(Dataset records)
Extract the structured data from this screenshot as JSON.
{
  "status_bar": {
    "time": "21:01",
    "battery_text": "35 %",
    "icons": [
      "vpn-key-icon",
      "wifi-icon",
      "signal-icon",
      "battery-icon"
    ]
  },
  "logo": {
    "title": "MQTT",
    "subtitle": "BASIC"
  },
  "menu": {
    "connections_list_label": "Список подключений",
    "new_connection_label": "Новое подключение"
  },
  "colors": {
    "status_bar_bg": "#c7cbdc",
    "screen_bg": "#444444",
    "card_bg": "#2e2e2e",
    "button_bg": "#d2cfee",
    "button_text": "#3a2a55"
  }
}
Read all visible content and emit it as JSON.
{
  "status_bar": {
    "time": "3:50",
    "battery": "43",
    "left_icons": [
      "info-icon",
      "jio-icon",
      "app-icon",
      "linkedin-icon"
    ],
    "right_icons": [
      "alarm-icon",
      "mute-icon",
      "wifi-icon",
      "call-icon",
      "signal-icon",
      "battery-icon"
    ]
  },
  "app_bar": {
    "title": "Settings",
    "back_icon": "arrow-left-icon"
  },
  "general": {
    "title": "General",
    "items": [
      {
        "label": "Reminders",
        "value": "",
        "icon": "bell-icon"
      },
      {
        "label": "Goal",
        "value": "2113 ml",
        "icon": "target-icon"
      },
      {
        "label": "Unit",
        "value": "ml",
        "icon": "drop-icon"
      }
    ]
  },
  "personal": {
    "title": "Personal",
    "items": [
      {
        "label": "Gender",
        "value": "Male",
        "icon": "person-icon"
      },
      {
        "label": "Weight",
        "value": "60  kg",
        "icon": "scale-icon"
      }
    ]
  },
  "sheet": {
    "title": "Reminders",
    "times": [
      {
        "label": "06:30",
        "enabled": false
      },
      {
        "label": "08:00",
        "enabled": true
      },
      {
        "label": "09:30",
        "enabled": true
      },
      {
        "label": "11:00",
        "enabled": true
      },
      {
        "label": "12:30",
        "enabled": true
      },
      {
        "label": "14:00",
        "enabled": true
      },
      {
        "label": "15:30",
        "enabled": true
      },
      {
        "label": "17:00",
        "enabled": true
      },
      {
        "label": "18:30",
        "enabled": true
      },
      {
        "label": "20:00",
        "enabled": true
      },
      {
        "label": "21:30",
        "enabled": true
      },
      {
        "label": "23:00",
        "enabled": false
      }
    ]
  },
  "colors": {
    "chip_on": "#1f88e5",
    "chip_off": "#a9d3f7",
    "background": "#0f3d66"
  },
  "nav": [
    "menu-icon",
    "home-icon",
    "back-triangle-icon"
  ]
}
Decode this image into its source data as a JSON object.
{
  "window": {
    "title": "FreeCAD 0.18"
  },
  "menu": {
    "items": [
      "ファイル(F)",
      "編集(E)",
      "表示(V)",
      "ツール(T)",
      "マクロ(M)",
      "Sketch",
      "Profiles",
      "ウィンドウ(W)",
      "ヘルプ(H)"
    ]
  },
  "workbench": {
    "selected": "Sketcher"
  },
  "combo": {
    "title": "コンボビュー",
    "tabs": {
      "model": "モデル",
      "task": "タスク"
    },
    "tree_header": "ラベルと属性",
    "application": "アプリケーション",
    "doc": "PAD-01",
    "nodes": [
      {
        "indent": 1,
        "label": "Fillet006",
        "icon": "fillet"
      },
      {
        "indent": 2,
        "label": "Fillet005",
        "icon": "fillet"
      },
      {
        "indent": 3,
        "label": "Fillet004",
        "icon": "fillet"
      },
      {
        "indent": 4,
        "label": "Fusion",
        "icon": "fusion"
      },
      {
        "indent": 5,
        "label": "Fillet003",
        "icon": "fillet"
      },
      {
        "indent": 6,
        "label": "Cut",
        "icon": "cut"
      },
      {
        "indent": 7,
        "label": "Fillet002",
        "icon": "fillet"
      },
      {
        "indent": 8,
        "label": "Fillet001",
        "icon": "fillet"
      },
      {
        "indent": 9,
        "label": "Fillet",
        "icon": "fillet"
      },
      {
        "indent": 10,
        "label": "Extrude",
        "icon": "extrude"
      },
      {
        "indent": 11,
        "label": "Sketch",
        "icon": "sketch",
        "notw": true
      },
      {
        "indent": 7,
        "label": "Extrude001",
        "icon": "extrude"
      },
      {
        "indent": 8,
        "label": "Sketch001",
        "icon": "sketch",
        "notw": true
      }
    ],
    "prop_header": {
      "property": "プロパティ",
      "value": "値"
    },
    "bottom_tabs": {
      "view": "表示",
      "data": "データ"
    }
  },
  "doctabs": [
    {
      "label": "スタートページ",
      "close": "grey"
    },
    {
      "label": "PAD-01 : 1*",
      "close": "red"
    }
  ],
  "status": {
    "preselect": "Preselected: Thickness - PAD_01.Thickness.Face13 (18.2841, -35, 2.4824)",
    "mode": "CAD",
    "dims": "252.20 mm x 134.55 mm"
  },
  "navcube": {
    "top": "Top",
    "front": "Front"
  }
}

▶ **EXERCISE REQUIREMENTS**: Output the lines above verbatim and in full.

▶ **ANSWER TO THE TASK**:
Extract the structured data from this screenshot as JSON.
{
  "status_bar": {
    "time": "21:01",
    "battery_text": "35 %",
    "icons": [
      "vpn-key-icon",
      "wifi-icon",
      "signal-icon",
      "battery-icon"
    ]
  },
  "logo": {
    "title": "MQTT",
    "subtitle": "BASIC"
  },
  "menu": {
    "connections_list_label": "Список подключений",
    "new_connection_label": "Новое подключение"
  },
  "colors": {
    "status_bar_bg": "#c7cbdc",
    "screen_bg": "#444444",
    "card_bg": "#2e2e2e",
    "button_bg": "#d2cfee",
    "button_text": "#3a2a55"
  }
}
Read all visible content and emit it as JSON.
{
  "status_bar": {
    "time": "3:50",
    "battery": "43",
    "left_icons": [
      "info-icon",
      "jio-icon",
      "app-icon",
      "linkedin-icon"
    ],
    "right_icons": [
      "alarm-icon",
      "mute-icon",
      "wifi-icon",
      "call-icon",
      "signal-icon",
      "battery-icon"
    ]
  },
  "app_bar": {
    "title": "Settings",
    "back_icon": "arrow-left-icon"
  },
  "general": {
    "title": "General",
    "items": [
      {
        "label": "Reminders",
        "value": "",
        "icon": "bell-icon"
      },
      {
        "label": "Goal",
        "value": "2113 ml",
        "icon": "target-icon"
      },
      {
        "label": "Unit",
        "value": "ml",
        "icon": "drop-icon"
      }
    ]
  },
  "personal": {
    "title": "Personal",
    "items": [
      {
        "label": "Gender",
        "value": "Male",
        "icon": "person-icon"
      },
      {
        "label": "Weight",
        "value": "60  kg",
        "icon": "scale-icon"
      }
    ]
  },
  "sheet": {
    "title": "Reminders",
    "times": [
      {
        "label": "06:30",
        "enabled": false
      },
      {
        "label": "08:00",
        "enabled": true
      },
      {
        "label": "09:30",
        "enabled": true
      },
      {
        "label": "11:00",
        "enabled": true
      },
      {
        "label": "12:30",
        "enabled": true
      },
      {
        "label": "14:00",
        "enabled": true
      },
      {
        "label": "15:30",
        "enabled": true
      },
      {
        "label": "17:00",
        "enabled": true
      },
      {
        "label": "18:30",
        "enabled": true
      },
      {
        "label": "20:00",
        "enabled": true
      },
      {
        "label": "21:30",
        "enabled": true
      },
      {
        "label": "23:00",
        "enabled": false
      }
    ]
  },
  "colors": {
    "chip_on": "#1f88e5",
    "chip_off": "#a9d3f7",
    "background": "#0f3d66"
  },
  "nav": [
    "menu-icon",
    "home-icon",
    "back-triangle-icon"
  ]
}
Decode this image into its source data as a JSON object.
{
  "window": {
    "title": "FreeCAD 0.18"
  },
  "menu": {
    "items": [
      "ファイル(F)",
      "編集(E)",
      "表示(V)",
      "ツール(T)",
      "マクロ(M)",
      "Sketch",
      "Profiles",
      "ウィンドウ(W)",
      "ヘルプ(H)"
    ]
  },
  "workbench": {
    "selected": "Sketcher"
  },
  "combo": {
    "title": "コンボビュー",
    "tabs": {
      "model": "モデル",
      "task": "タスク"
    },
    "tree_header": "ラベルと属性",
    "application": "アプリケーション",
    "doc": "PAD-01",
    "nodes": [
      {
        "indent": 1,
        "label": "Fillet006",
        "icon": "fillet"
      },
      {
        "indent": 2,
        "label": "Fillet005",
        "icon": "fillet"
      },
      {
        "indent": 3,
        "label": "Fillet004",
        "icon": "fillet"
      },
      {
        "indent": 4,
        "label": "Fusion",
        "icon": "fusion"
      },
      {
        "indent": 5,
        "label": "Fillet003",
        "icon": "fillet"
      },
      {
        "indent": 6,
        "label": "Cut",
        "icon": "cut"
      },
      {
        "indent": 7,
        "label": "Fillet002",
        "icon": "fillet"
      },
      {
        "indent": 8,
        "label": "Fillet001",
        "icon": "fillet"
      },
      {
        "indent": 9,
        "label": "Fillet",
        "icon": "fillet"
      },
      {
        "indent": 10,
        "label": "Extrude",
        "icon": "extrude"
      },
      {
        "indent": 11,
        "label": "Sketch",
        "icon": "sketch",
        "notw": true
      },
      {
        "indent": 7,
        "label": "Extrude001",
        "icon": "extrude"
      },
      {
        "indent": 8,
        "label": "Sketch001",
        "icon": "sketch",
        "notw": true
      }
    ],
    "prop_header": {
      "property": "プロパティ",
      "value": "値"
    },
    "bottom_tabs": {
      "view": "表示",
      "data": "データ"
    }
  },
  "doctabs": [
    {
      "label": "スタートページ",
      "close": "grey"
    },
    {
      "label": "PAD-01 : 1*",
      "close": "red"
    }
  ],
  "status": {
    "preselect": "Preselected: Thickness - PAD_01.Thickness.Face13 (18.2841, -35, 2.4824)",
    "mode": "CAD",
    "dims": "252.20 mm x 134.55 mm"
  },
  "navcube": {
    "top": "Top",
    "front": "Front"
  }
}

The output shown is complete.